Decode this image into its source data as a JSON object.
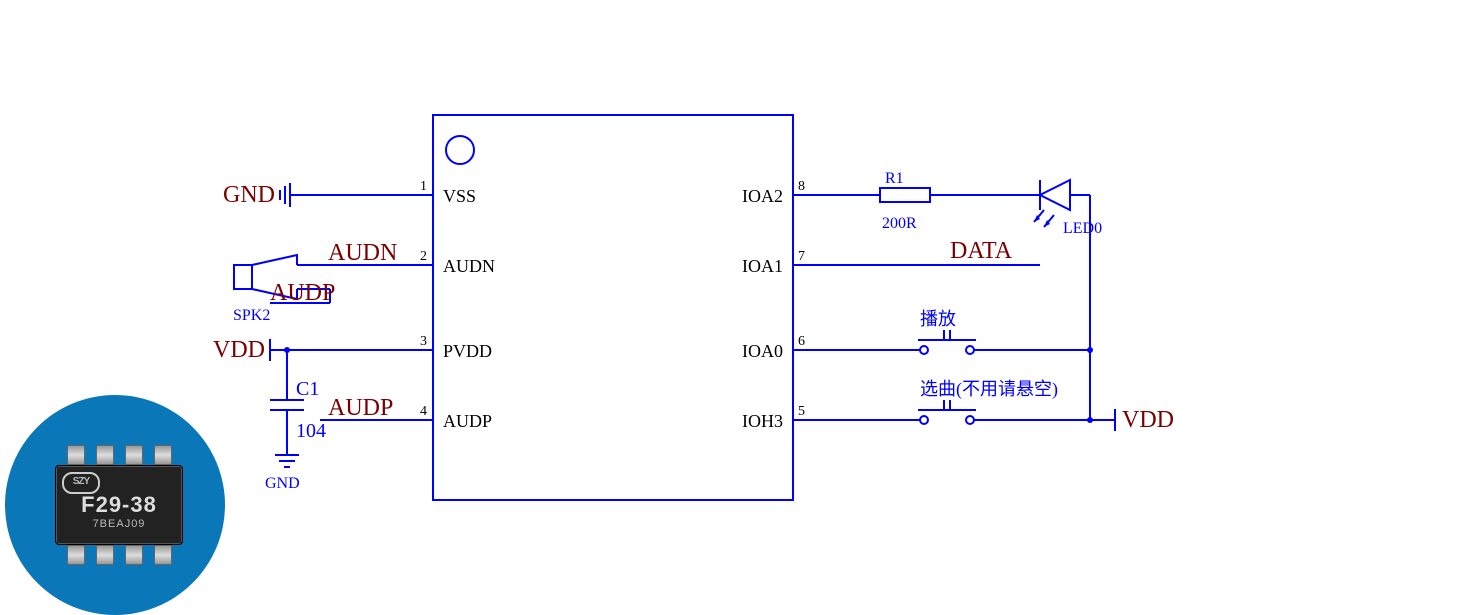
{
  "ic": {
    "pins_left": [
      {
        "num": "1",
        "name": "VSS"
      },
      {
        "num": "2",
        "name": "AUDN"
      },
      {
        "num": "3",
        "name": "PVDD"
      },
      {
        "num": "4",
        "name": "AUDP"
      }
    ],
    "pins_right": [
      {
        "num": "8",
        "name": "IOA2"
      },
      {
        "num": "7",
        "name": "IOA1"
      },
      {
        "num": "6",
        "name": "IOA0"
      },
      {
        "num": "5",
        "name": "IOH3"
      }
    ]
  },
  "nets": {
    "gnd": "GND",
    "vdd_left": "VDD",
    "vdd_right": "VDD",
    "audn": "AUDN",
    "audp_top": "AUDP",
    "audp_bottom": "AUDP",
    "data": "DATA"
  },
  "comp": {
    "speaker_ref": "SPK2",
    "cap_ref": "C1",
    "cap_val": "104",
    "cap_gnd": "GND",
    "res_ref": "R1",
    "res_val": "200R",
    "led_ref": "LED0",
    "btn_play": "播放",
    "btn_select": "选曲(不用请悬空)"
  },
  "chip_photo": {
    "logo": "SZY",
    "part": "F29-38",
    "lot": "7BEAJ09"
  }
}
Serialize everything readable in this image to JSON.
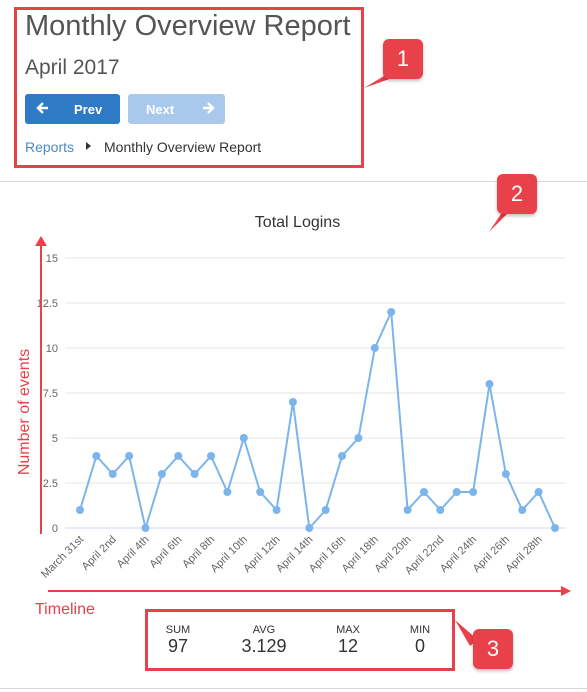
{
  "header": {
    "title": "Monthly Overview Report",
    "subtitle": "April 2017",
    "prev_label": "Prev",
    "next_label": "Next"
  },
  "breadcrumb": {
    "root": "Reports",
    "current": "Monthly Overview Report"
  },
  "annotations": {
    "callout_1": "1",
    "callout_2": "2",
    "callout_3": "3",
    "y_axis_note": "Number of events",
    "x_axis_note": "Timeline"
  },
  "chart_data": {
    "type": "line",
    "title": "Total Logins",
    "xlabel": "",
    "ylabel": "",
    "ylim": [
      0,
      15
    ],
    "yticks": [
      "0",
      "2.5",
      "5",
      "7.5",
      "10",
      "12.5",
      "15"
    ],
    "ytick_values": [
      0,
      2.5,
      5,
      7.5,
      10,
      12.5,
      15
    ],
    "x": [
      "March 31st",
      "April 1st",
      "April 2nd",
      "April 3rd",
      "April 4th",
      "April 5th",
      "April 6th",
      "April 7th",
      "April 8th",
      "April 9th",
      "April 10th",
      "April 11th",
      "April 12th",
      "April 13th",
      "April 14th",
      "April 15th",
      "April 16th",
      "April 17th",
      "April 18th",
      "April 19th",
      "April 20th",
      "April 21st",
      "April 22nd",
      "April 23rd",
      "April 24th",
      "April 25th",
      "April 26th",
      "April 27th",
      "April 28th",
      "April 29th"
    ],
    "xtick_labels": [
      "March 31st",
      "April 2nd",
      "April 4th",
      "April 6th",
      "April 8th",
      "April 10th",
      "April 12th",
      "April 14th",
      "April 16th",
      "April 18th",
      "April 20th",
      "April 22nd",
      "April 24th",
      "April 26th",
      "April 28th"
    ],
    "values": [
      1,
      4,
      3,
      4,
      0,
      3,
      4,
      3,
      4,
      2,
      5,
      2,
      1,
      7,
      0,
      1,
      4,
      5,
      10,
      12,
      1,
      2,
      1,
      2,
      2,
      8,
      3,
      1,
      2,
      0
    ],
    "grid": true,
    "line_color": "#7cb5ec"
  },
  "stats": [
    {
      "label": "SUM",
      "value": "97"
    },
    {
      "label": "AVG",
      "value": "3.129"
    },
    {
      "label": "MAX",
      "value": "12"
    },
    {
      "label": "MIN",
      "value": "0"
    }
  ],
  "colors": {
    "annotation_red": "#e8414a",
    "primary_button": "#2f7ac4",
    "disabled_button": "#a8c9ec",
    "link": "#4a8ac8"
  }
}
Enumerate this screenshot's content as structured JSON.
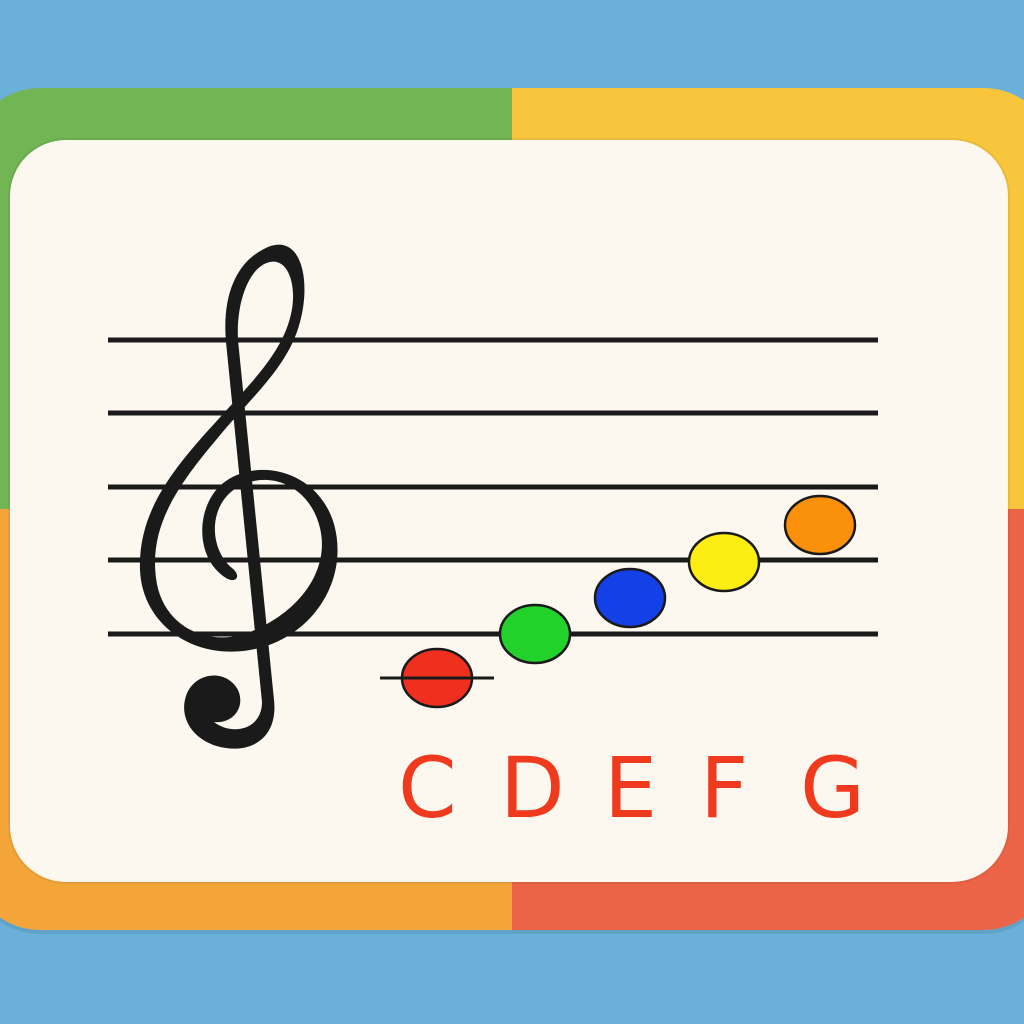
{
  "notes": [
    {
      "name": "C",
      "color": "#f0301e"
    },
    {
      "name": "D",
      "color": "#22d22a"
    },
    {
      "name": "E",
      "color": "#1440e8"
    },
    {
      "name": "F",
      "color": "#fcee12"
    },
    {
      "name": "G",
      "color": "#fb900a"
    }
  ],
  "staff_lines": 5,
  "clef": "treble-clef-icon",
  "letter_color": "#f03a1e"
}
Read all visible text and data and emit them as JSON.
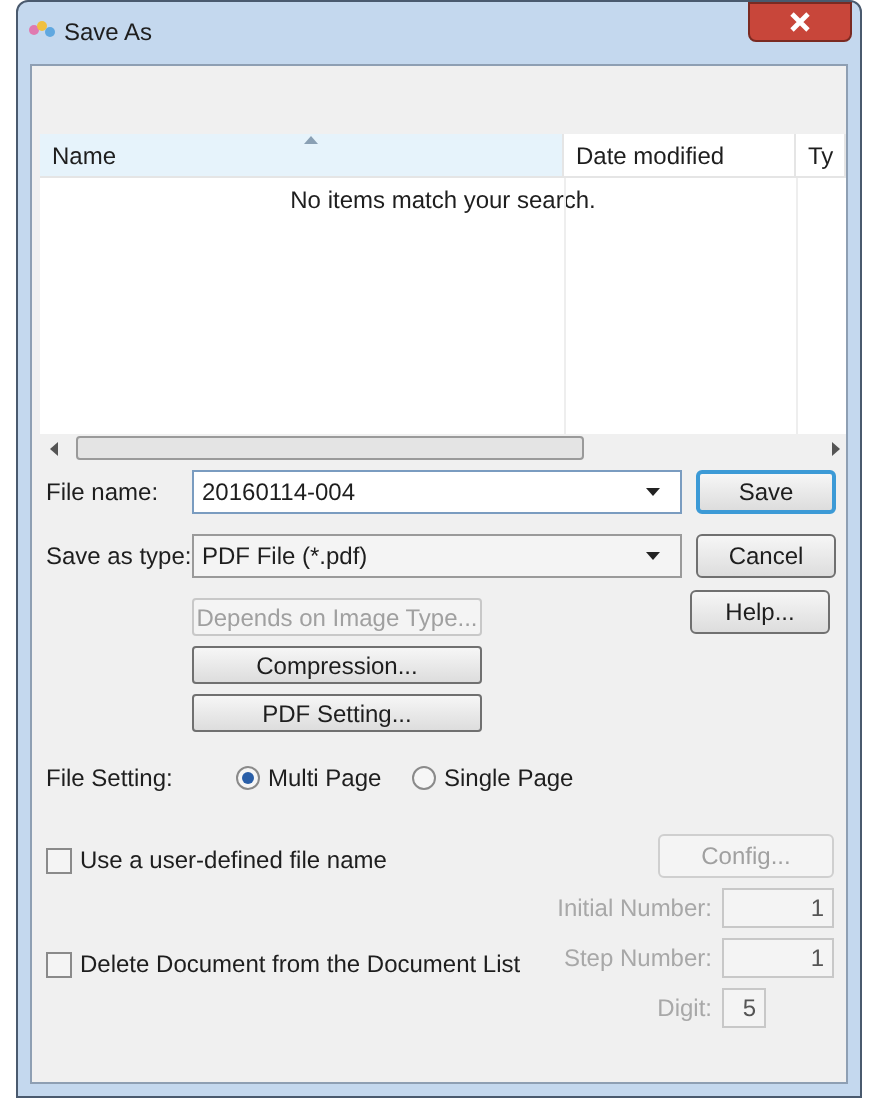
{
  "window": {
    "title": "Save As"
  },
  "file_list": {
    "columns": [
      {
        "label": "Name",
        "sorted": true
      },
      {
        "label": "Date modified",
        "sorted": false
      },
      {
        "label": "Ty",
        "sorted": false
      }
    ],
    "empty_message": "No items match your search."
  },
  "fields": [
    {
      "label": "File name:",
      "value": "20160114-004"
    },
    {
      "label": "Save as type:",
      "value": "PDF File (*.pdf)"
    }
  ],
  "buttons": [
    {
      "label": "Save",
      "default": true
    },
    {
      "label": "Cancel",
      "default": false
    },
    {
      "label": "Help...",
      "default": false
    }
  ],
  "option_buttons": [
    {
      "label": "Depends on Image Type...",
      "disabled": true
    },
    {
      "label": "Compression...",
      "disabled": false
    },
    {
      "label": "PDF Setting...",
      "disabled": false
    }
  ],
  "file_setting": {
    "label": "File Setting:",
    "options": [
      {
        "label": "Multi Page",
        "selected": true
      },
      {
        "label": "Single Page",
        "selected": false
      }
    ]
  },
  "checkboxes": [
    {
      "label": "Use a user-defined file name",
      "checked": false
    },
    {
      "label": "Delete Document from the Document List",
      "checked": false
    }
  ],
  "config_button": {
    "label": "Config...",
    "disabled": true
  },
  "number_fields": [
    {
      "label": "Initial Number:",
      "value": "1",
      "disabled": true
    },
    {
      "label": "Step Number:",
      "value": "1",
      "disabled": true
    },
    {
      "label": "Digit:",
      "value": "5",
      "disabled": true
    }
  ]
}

▶ **TASK OBJECTIVE**: What is needed is an exact reproduction of the data, pictures excluded.

▶ **ANSWER TO THIS PROBLEM**:
Decode this image into its source data as a JSON object.
{
  "ic": {
    "pins_left": [
      {
        "num": "1",
        "name": "VSS"
      },
      {
        "num": "2",
        "name": "AUDN"
      },
      {
        "num": "3",
        "name": "PVDD"
      },
      {
        "num": "4",
        "name": "AUDP"
      }
    ],
    "pins_right": [
      {
        "num": "8",
        "name": "IOA2"
      },
      {
        "num": "7",
        "name": "IOA1"
      },
      {
        "num": "6",
        "name": "IOA0"
      },
      {
        "num": "5",
        "name": "IOH3"
      }
    ]
  },
  "nets": {
    "gnd": "GND",
    "vdd_left": "VDD",
    "vdd_right": "VDD",
    "audn": "AUDN",
    "audp_top": "AUDP",
    "audp_bottom": "AUDP",
    "data": "DATA"
  },
  "comp": {
    "speaker_ref": "SPK2",
    "cap_ref": "C1",
    "cap_val": "104",
    "cap_gnd": "GND",
    "res_ref": "R1",
    "res_val": "200R",
    "led_ref": "LED0",
    "btn_play": "播放",
    "btn_select": "选曲(不用请悬空)"
  },
  "chip_photo": {
    "logo": "SZY",
    "part": "F29-38",
    "lot": "7BEAJ09"
  }
}
Serialize everything readable in this image to JSON.
{
  "header": {
    "title": "Monthly Overview Report",
    "subtitle": "April 2017",
    "prev_label": "Prev",
    "next_label": "Next"
  },
  "breadcrumb": {
    "root": "Reports",
    "current": "Monthly Overview Report"
  },
  "annotations": {
    "callout_1": "1",
    "callout_2": "2",
    "callout_3": "3",
    "y_axis_note": "Number of events",
    "x_axis_note": "Timeline"
  },
  "chart_data": {
    "type": "line",
    "title": "Total Logins",
    "xlabel": "",
    "ylabel": "",
    "ylim": [
      0,
      15
    ],
    "yticks": [
      "0",
      "2.5",
      "5",
      "7.5",
      "10",
      "12.5",
      "15"
    ],
    "ytick_values": [
      0,
      2.5,
      5,
      7.5,
      10,
      12.5,
      15
    ],
    "x": [
      "March 31st",
      "April 1st",
      "April 2nd",
      "April 3rd",
      "April 4th",
      "April 5th",
      "April 6th",
      "April 7th",
      "April 8th",
      "April 9th",
      "April 10th",
      "April 11th",
      "April 12th",
      "April 13th",
      "April 14th",
      "April 15th",
      "April 16th",
      "April 17th",
      "April 18th",
      "April 19th",
      "April 20th",
      "April 21st",
      "April 22nd",
      "April 23rd",
      "April 24th",
      "April 25th",
      "April 26th",
      "April 27th",
      "April 28th",
      "April 29th"
    ],
    "xtick_labels": [
      "March 31st",
      "April 2nd",
      "April 4th",
      "April 6th",
      "April 8th",
      "April 10th",
      "April 12th",
      "April 14th",
      "April 16th",
      "April 18th",
      "April 20th",
      "April 22nd",
      "April 24th",
      "April 26th",
      "April 28th"
    ],
    "values": [
      1,
      4,
      3,
      4,
      0,
      3,
      4,
      3,
      4,
      2,
      5,
      2,
      1,
      7,
      0,
      1,
      4,
      5,
      10,
      12,
      1,
      2,
      1,
      2,
      2,
      8,
      3,
      1,
      2,
      0
    ],
    "grid": true,
    "line_color": "#7cb5ec"
  },
  "stats": [
    {
      "label": "SUM",
      "value": "97"
    },
    {
      "label": "AVG",
      "value": "3.129"
    },
    {
      "label": "MAX",
      "value": "12"
    },
    {
      "label": "MIN",
      "value": "0"
    }
  ],
  "colors": {
    "annotation_red": "#e8414a",
    "primary_button": "#2f7ac4",
    "disabled_button": "#a8c9ec",
    "link": "#4a8ac8"
  }
}
Enumerate this screenshot's content as structured JSON.
{
  "notes": [
    {
      "name": "C",
      "color": "#f0301e"
    },
    {
      "name": "D",
      "color": "#22d22a"
    },
    {
      "name": "E",
      "color": "#1440e8"
    },
    {
      "name": "F",
      "color": "#fcee12"
    },
    {
      "name": "G",
      "color": "#fb900a"
    }
  ],
  "staff_lines": 5,
  "clef": "treble-clef-icon",
  "letter_color": "#f03a1e"
}
Read all visible text and data and emit them as JSON.
{
  "window": {
    "title": "Save As"
  },
  "file_list": {
    "columns": [
      {
        "label": "Name",
        "sorted": true
      },
      {
        "label": "Date modified",
        "sorted": false
      },
      {
        "label": "Ty",
        "sorted": false
      }
    ],
    "empty_message": "No items match your search."
  },
  "fields": [
    {
      "label": "File name:",
      "value": "20160114-004"
    },
    {
      "label": "Save as type:",
      "value": "PDF File (*.pdf)"
    }
  ],
  "buttons": [
    {
      "label": "Save",
      "default": true
    },
    {
      "label": "Cancel",
      "default": false
    },
    {
      "label": "Help...",
      "default": false
    }
  ],
  "option_buttons": [
    {
      "label": "Depends on Image Type...",
      "disabled": true
    },
    {
      "label": "Compression...",
      "disabled": false
    },
    {
      "label": "PDF Setting...",
      "disabled": false
    }
  ],
  "file_setting": {
    "label": "File Setting:",
    "options": [
      {
        "label": "Multi Page",
        "selected": true
      },
      {
        "label": "Single Page",
        "selected": false
      }
    ]
  },
  "checkboxes": [
    {
      "label": "Use a user-defined file name",
      "checked": false
    },
    {
      "label": "Delete Document from the Document List",
      "checked": false
    }
  ],
  "config_button": {
    "label": "Config...",
    "disabled": true
  },
  "number_fields": [
    {
      "label": "Initial Number:",
      "value": "1",
      "disabled": true
    },
    {
      "label": "Step Number:",
      "value": "1",
      "disabled": true
    },
    {
      "label": "Digit:",
      "value": "5",
      "disabled": true
    }
  ]
}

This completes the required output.